INPUT ROWS:
____

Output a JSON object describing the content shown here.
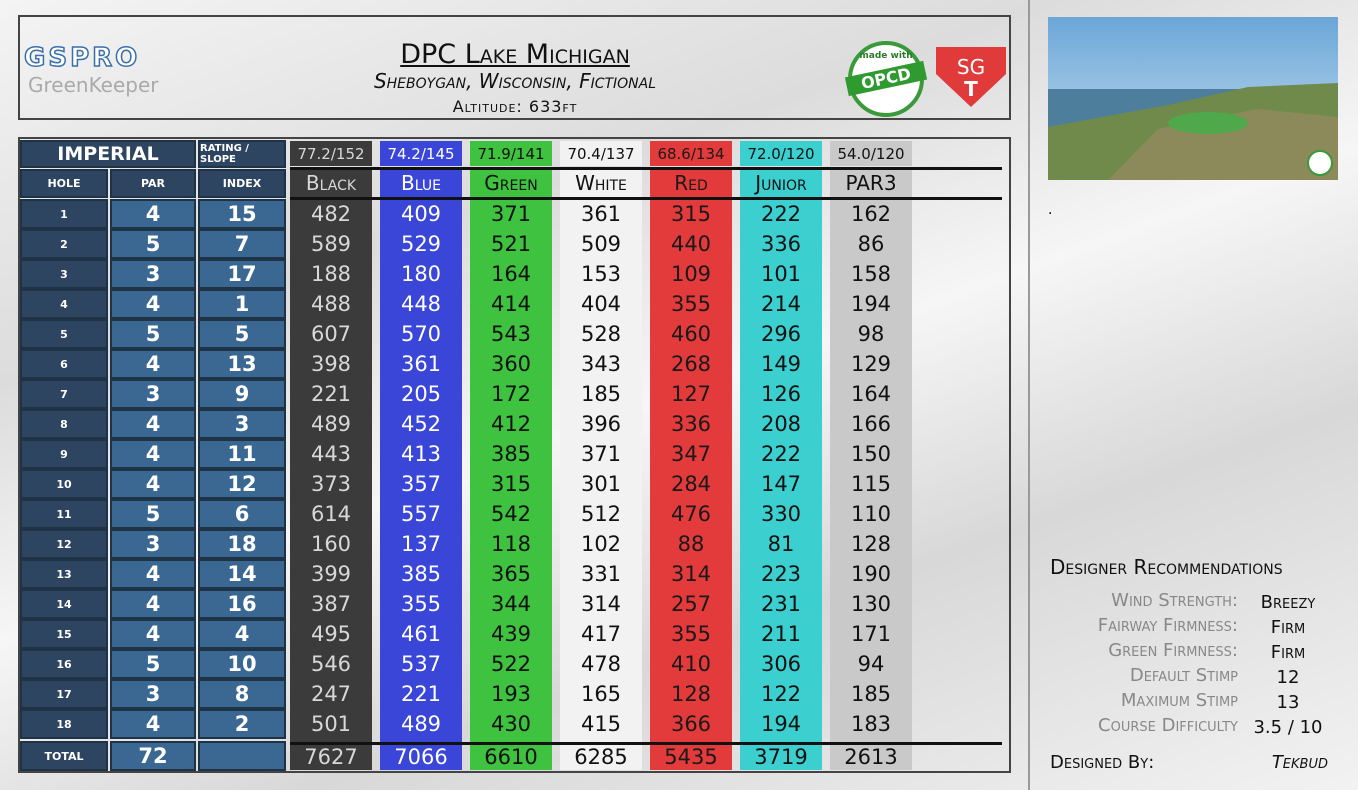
{
  "header": {
    "logo": {
      "brand": "GSPRO",
      "product": "GreenKeeper"
    },
    "title": "DPC Lake Michigan",
    "subtitle": "Sheboygan, Wisconsin, Fictional",
    "altitude": "Altitude: 633ft",
    "badge": {
      "top": "made with",
      "name": "OPCD"
    },
    "sgt": {
      "top": "SG",
      "bottom": "T"
    }
  },
  "table": {
    "system": "IMPERIAL",
    "rating_label": "RATING / SLOPE",
    "columns": {
      "hole": "HOLE",
      "par": "PAR",
      "index": "INDEX"
    },
    "total_label": "TOTAL",
    "total_par": "72",
    "holes": [
      {
        "hole": "1",
        "par": "4",
        "index": "15"
      },
      {
        "hole": "2",
        "par": "5",
        "index": "7"
      },
      {
        "hole": "3",
        "par": "3",
        "index": "17"
      },
      {
        "hole": "4",
        "par": "4",
        "index": "1"
      },
      {
        "hole": "5",
        "par": "5",
        "index": "5"
      },
      {
        "hole": "6",
        "par": "4",
        "index": "13"
      },
      {
        "hole": "7",
        "par": "3",
        "index": "9"
      },
      {
        "hole": "8",
        "par": "4",
        "index": "3"
      },
      {
        "hole": "9",
        "par": "4",
        "index": "11"
      },
      {
        "hole": "10",
        "par": "4",
        "index": "12"
      },
      {
        "hole": "11",
        "par": "5",
        "index": "6"
      },
      {
        "hole": "12",
        "par": "3",
        "index": "18"
      },
      {
        "hole": "13",
        "par": "4",
        "index": "14"
      },
      {
        "hole": "14",
        "par": "4",
        "index": "16"
      },
      {
        "hole": "15",
        "par": "4",
        "index": "4"
      },
      {
        "hole": "16",
        "par": "5",
        "index": "10"
      },
      {
        "hole": "17",
        "par": "3",
        "index": "8"
      },
      {
        "hole": "18",
        "par": "4",
        "index": "2"
      }
    ],
    "tees": [
      {
        "name": "Black",
        "rating": "77.2/152",
        "color": "#3b3b3b",
        "text_color": "#d8d8d8",
        "yards": [
          "482",
          "589",
          "188",
          "488",
          "607",
          "398",
          "221",
          "489",
          "443",
          "373",
          "614",
          "160",
          "399",
          "387",
          "495",
          "546",
          "247",
          "501"
        ],
        "total": "7627"
      },
      {
        "name": "Blue",
        "rating": "74.2/145",
        "color": "#3a46d8",
        "text_color": "#ffffff",
        "yards": [
          "409",
          "529",
          "180",
          "448",
          "570",
          "361",
          "205",
          "452",
          "413",
          "357",
          "557",
          "137",
          "385",
          "355",
          "461",
          "537",
          "221",
          "489"
        ],
        "total": "7066"
      },
      {
        "name": "Green",
        "rating": "71.9/141",
        "color": "#3fc23f",
        "text_color": "#111111",
        "yards": [
          "371",
          "521",
          "164",
          "414",
          "543",
          "360",
          "172",
          "412",
          "385",
          "315",
          "542",
          "118",
          "365",
          "344",
          "439",
          "522",
          "193",
          "430"
        ],
        "total": "6610"
      },
      {
        "name": "White",
        "rating": "70.4/137",
        "color": "#f2f2f2",
        "text_color": "#111111",
        "yards": [
          "361",
          "509",
          "153",
          "404",
          "528",
          "343",
          "185",
          "396",
          "371",
          "301",
          "512",
          "102",
          "331",
          "314",
          "417",
          "478",
          "165",
          "415"
        ],
        "total": "6285"
      },
      {
        "name": "Red",
        "rating": "68.6/134",
        "color": "#e33a3c",
        "text_color": "#1a1a1a",
        "yards": [
          "315",
          "440",
          "109",
          "355",
          "460",
          "268",
          "127",
          "336",
          "347",
          "284",
          "476",
          "88",
          "314",
          "257",
          "355",
          "410",
          "128",
          "366"
        ],
        "total": "5435"
      },
      {
        "name": "Junior",
        "rating": "72.0/120",
        "color": "#3ccfcf",
        "text_color": "#111111",
        "yards": [
          "222",
          "336",
          "101",
          "214",
          "296",
          "149",
          "126",
          "208",
          "222",
          "147",
          "330",
          "81",
          "223",
          "231",
          "211",
          "306",
          "122",
          "194"
        ],
        "total": "3719"
      },
      {
        "name": "PAR3",
        "rating": "54.0/120",
        "color": "#c9c9c9",
        "text_color": "#111111",
        "yards": [
          "162",
          "86",
          "158",
          "194",
          "98",
          "129",
          "164",
          "166",
          "150",
          "115",
          "110",
          "128",
          "190",
          "130",
          "171",
          "94",
          "185",
          "183"
        ],
        "total": "2613"
      }
    ]
  },
  "side": {
    "dot": ".",
    "recommendations": {
      "title": "Designer Recommendations",
      "items": [
        {
          "label": "Wind Strength:",
          "value": "Breezy"
        },
        {
          "label": "Fairway Firmness:",
          "value": "Firm"
        },
        {
          "label": "Green Firmness:",
          "value": "Firm"
        },
        {
          "label": "Default Stimp",
          "value": "12"
        },
        {
          "label": "Maximum Stimp",
          "value": "13"
        },
        {
          "label": "Course Difficulty",
          "value": "3.5 / 10"
        }
      ]
    },
    "designed_by": {
      "label": "Designed By:",
      "value": "Tekbud"
    }
  }
}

____

WHAT YOU HAVE TO DO:
Print all of the records shown above exactly, leaving out each picture.

ANSWER FOR THE TASK:
Output a JSON object describing the content shown here.
{
  "header": {
    "logo": {
      "brand": "GSPRO",
      "product": "GreenKeeper"
    },
    "title": "DPC Lake Michigan",
    "subtitle": "Sheboygan, Wisconsin, Fictional",
    "altitude": "Altitude: 633ft",
    "badge": {
      "top": "made with",
      "name": "OPCD"
    },
    "sgt": {
      "top": "SG",
      "bottom": "T"
    }
  },
  "table": {
    "system": "IMPERIAL",
    "rating_label": "RATING / SLOPE",
    "columns": {
      "hole": "HOLE",
      "par": "PAR",
      "index": "INDEX"
    },
    "total_label": "TOTAL",
    "total_par": "72",
    "holes": [
      {
        "hole": "1",
        "par": "4",
        "index": "15"
      },
      {
        "hole": "2",
        "par": "5",
        "index": "7"
      },
      {
        "hole": "3",
        "par": "3",
        "index": "17"
      },
      {
        "hole": "4",
        "par": "4",
        "index": "1"
      },
      {
        "hole": "5",
        "par": "5",
        "index": "5"
      },
      {
        "hole": "6",
        "par": "4",
        "index": "13"
      },
      {
        "hole": "7",
        "par": "3",
        "index": "9"
      },
      {
        "hole": "8",
        "par": "4",
        "index": "3"
      },
      {
        "hole": "9",
        "par": "4",
        "index": "11"
      },
      {
        "hole": "10",
        "par": "4",
        "index": "12"
      },
      {
        "hole": "11",
        "par": "5",
        "index": "6"
      },
      {
        "hole": "12",
        "par": "3",
        "index": "18"
      },
      {
        "hole": "13",
        "par": "4",
        "index": "14"
      },
      {
        "hole": "14",
        "par": "4",
        "index": "16"
      },
      {
        "hole": "15",
        "par": "4",
        "index": "4"
      },
      {
        "hole": "16",
        "par": "5",
        "index": "10"
      },
      {
        "hole": "17",
        "par": "3",
        "index": "8"
      },
      {
        "hole": "18",
        "par": "4",
        "index": "2"
      }
    ],
    "tees": [
      {
        "name": "Black",
        "rating": "77.2/152",
        "color": "#3b3b3b",
        "text_color": "#d8d8d8",
        "yards": [
          "482",
          "589",
          "188",
          "488",
          "607",
          "398",
          "221",
          "489",
          "443",
          "373",
          "614",
          "160",
          "399",
          "387",
          "495",
          "546",
          "247",
          "501"
        ],
        "total": "7627"
      },
      {
        "name": "Blue",
        "rating": "74.2/145",
        "color": "#3a46d8",
        "text_color": "#ffffff",
        "yards": [
          "409",
          "529",
          "180",
          "448",
          "570",
          "361",
          "205",
          "452",
          "413",
          "357",
          "557",
          "137",
          "385",
          "355",
          "461",
          "537",
          "221",
          "489"
        ],
        "total": "7066"
      },
      {
        "name": "Green",
        "rating": "71.9/141",
        "color": "#3fc23f",
        "text_color": "#111111",
        "yards": [
          "371",
          "521",
          "164",
          "414",
          "543",
          "360",
          "172",
          "412",
          "385",
          "315",
          "542",
          "118",
          "365",
          "344",
          "439",
          "522",
          "193",
          "430"
        ],
        "total": "6610"
      },
      {
        "name": "White",
        "rating": "70.4/137",
        "color": "#f2f2f2",
        "text_color": "#111111",
        "yards": [
          "361",
          "509",
          "153",
          "404",
          "528",
          "343",
          "185",
          "396",
          "371",
          "301",
          "512",
          "102",
          "331",
          "314",
          "417",
          "478",
          "165",
          "415"
        ],
        "total": "6285"
      },
      {
        "name": "Red",
        "rating": "68.6/134",
        "color": "#e33a3c",
        "text_color": "#1a1a1a",
        "yards": [
          "315",
          "440",
          "109",
          "355",
          "460",
          "268",
          "127",
          "336",
          "347",
          "284",
          "476",
          "88",
          "314",
          "257",
          "355",
          "410",
          "128",
          "366"
        ],
        "total": "5435"
      },
      {
        "name": "Junior",
        "rating": "72.0/120",
        "color": "#3ccfcf",
        "text_color": "#111111",
        "yards": [
          "222",
          "336",
          "101",
          "214",
          "296",
          "149",
          "126",
          "208",
          "222",
          "147",
          "330",
          "81",
          "223",
          "231",
          "211",
          "306",
          "122",
          "194"
        ],
        "total": "3719"
      },
      {
        "name": "PAR3",
        "rating": "54.0/120",
        "color": "#c9c9c9",
        "text_color": "#111111",
        "yards": [
          "162",
          "86",
          "158",
          "194",
          "98",
          "129",
          "164",
          "166",
          "150",
          "115",
          "110",
          "128",
          "190",
          "130",
          "171",
          "94",
          "185",
          "183"
        ],
        "total": "2613"
      }
    ]
  },
  "side": {
    "dot": ".",
    "recommendations": {
      "title": "Designer Recommendations",
      "items": [
        {
          "label": "Wind Strength:",
          "value": "Breezy"
        },
        {
          "label": "Fairway Firmness:",
          "value": "Firm"
        },
        {
          "label": "Green Firmness:",
          "value": "Firm"
        },
        {
          "label": "Default Stimp",
          "value": "12"
        },
        {
          "label": "Maximum Stimp",
          "value": "13"
        },
        {
          "label": "Course Difficulty",
          "value": "3.5 / 10"
        }
      ]
    },
    "designed_by": {
      "label": "Designed By:",
      "value": "Tekbud"
    }
  }
}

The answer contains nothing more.